__Exercise directions__. Write out all of the entries that follow, word for word, but skip the pictures.

### Exercise input ###

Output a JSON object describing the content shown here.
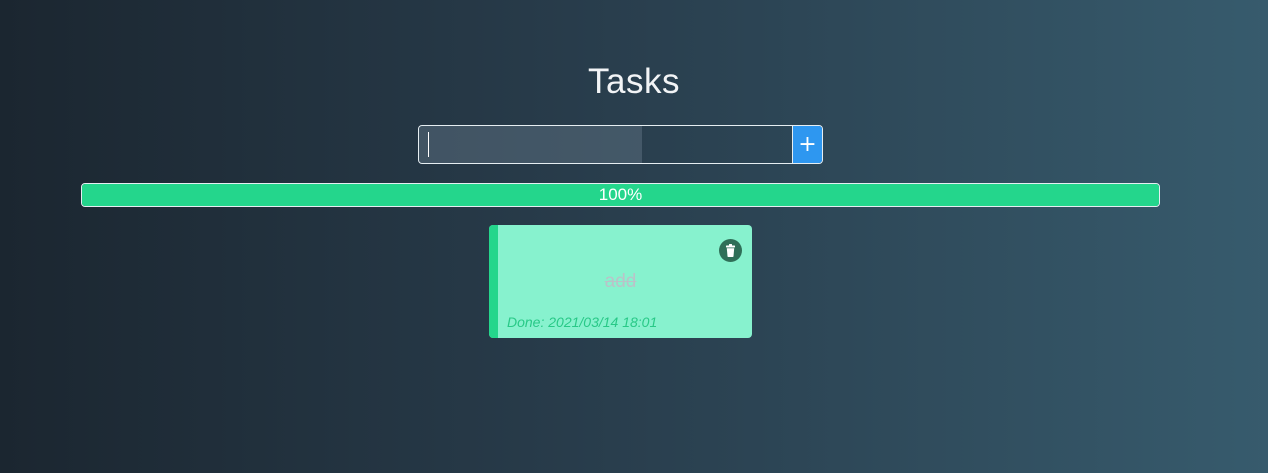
{
  "header": {
    "title": "Tasks"
  },
  "add_form": {
    "input_value": "",
    "add_label": "+"
  },
  "progress": {
    "percent": 100,
    "label": "100%"
  },
  "tasks": [
    {
      "text": "add",
      "done_text": "Done: 2021/03/14 18:01",
      "completed": true,
      "delete_icon": "trash-icon"
    }
  ],
  "colors": {
    "accent_green": "#24d68c",
    "card_green": "#87f2ce",
    "add_blue": "#2e97f0"
  }
}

###

__Solution for this task__.
Output a JSON object describing the content shown here.
{
  "header": {
    "title": "Tasks"
  },
  "add_form": {
    "input_value": "",
    "add_label": "+"
  },
  "progress": {
    "percent": 100,
    "label": "100%"
  },
  "tasks": [
    {
      "text": "add",
      "done_text": "Done: 2021/03/14 18:01",
      "completed": true,
      "delete_icon": "trash-icon"
    }
  ],
  "colors": {
    "accent_green": "#24d68c",
    "card_green": "#87f2ce",
    "add_blue": "#2e97f0"
  }
}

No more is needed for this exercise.